» Written exercise
In the listing below, find every line with the string "caduceus" and pull it out.

Dataset listings of figures:
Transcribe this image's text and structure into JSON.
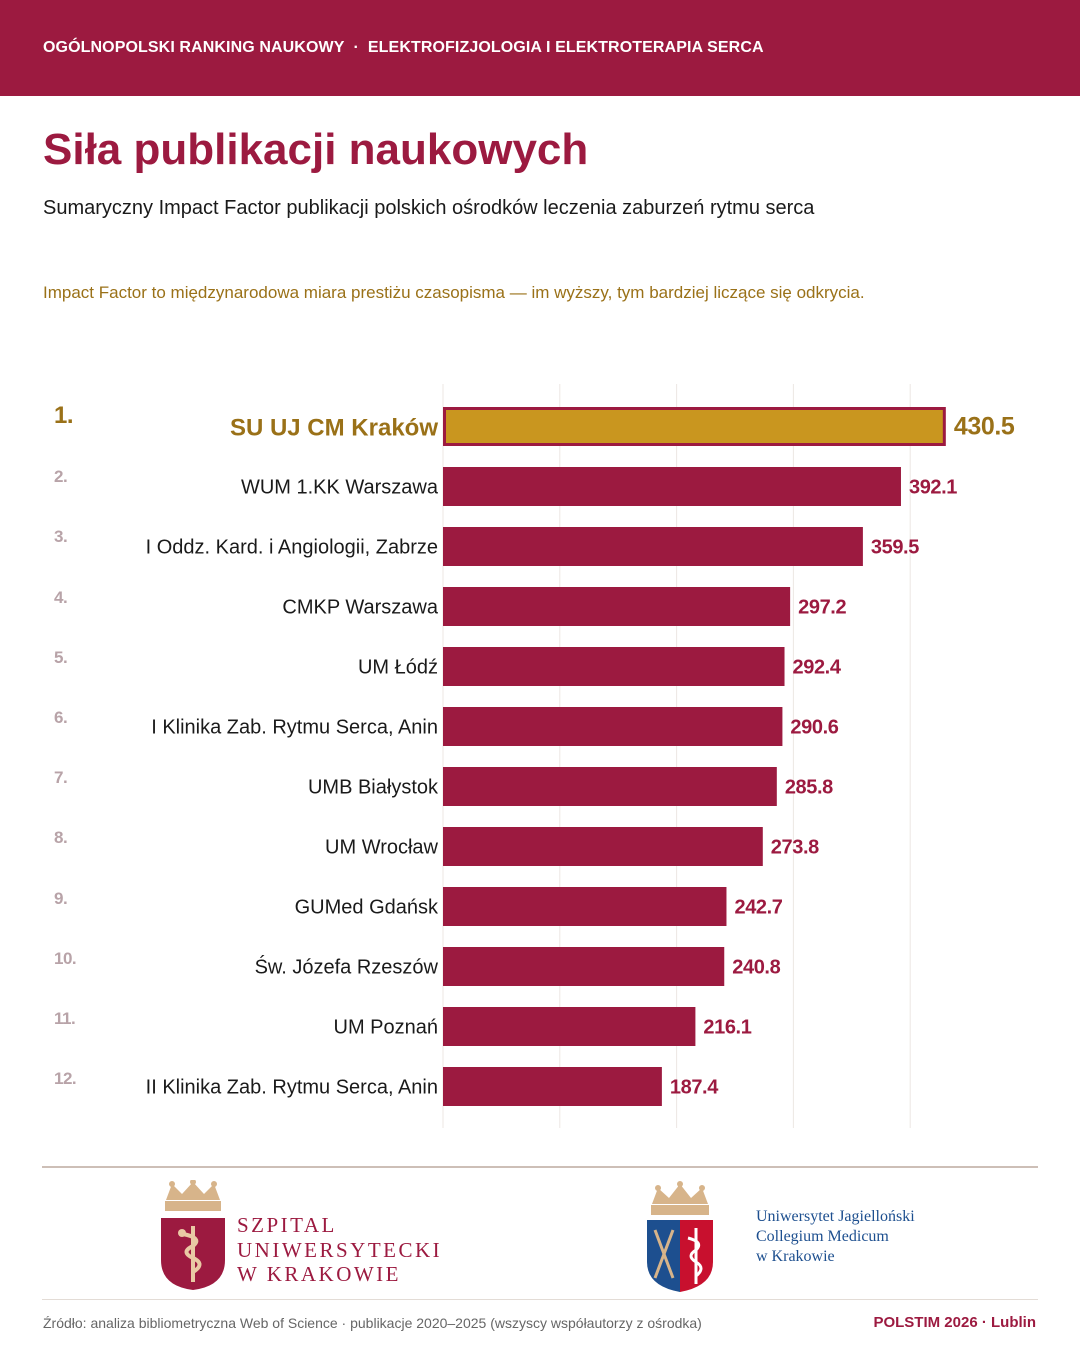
{
  "header": {
    "left": "OGÓLNOPOLSKI RANKING NAUKOWY",
    "separator": "·",
    "right": "ELEKTROFIZJOLOGIA I ELEKTROTERAPIA SERCA"
  },
  "title": "Siła publikacji naukowych",
  "subtitle": "Sumaryczny Impact Factor publikacji polskich ośrodków leczenia zaburzeń rytmu serca",
  "note": "Impact Factor to międzynarodowa miara prestiżu czasopisma — im wyższy, tym bardziej liczące się odkrycia.",
  "colors": {
    "primary": "#9c1a40",
    "highlight": "#c9961f",
    "highlight_text": "#9a7118",
    "rank_muted": "#b8a3a8",
    "label": "#1a1a1a",
    "grid": "#ece7e3"
  },
  "chart_data": {
    "type": "bar",
    "orientation": "horizontal",
    "ranks": [
      "1.",
      "2.",
      "3.",
      "4.",
      "5.",
      "6.",
      "7.",
      "8.",
      "9.",
      "10.",
      "11.",
      "12."
    ],
    "categories": [
      "SU UJ CM Kraków",
      "WUM 1.KK Warszawa",
      "I Oddz. Kard. i Angiologii, Zabrze",
      "CMKP Warszawa",
      "UM Łódź",
      "I Klinika Zab. Rytmu Serca, Anin",
      "UMB Białystok",
      "UM Wrocław",
      "GUMed Gdańsk",
      "Św. Józefa Rzeszów",
      "UM Poznań",
      "II Klinika Zab. Rytmu Serca, Anin"
    ],
    "values": [
      430.5,
      392.1,
      359.5,
      297.2,
      292.4,
      290.6,
      285.8,
      273.8,
      242.7,
      240.8,
      216.1,
      187.4
    ],
    "value_labels": [
      "430.5",
      "392.1",
      "359.5",
      "297.2",
      "292.4",
      "290.6",
      "285.8",
      "273.8",
      "242.7",
      "240.8",
      "216.1",
      "187.4"
    ],
    "highlight_index": 0,
    "xlim": [
      0,
      500
    ],
    "grid": true,
    "legend": "none"
  },
  "logos": {
    "left_lines": [
      "SZPITAL",
      "UNIWERSYTECKI",
      "W KRAKOWIE"
    ],
    "left_icon": "crown-shield-caduceus-icon",
    "right_lines": [
      "Uniwersytet Jagielloński",
      "Collegium Medicum",
      "w Krakowie"
    ],
    "right_icon": "crown-shield-scepters-caduceus-icon"
  },
  "footer": {
    "source": "Źródło: analiza bibliometryczna Web of Science · publikacje 2020–2025 (wszyscy współautorzy z ośrodka)",
    "event": "POLSTIM 2026 · Lublin"
  }
}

» Result
    "left_icon": "crown-shield-caduceus-icon",
    "right_icon": "crown-shield-scepters-caduceus-icon"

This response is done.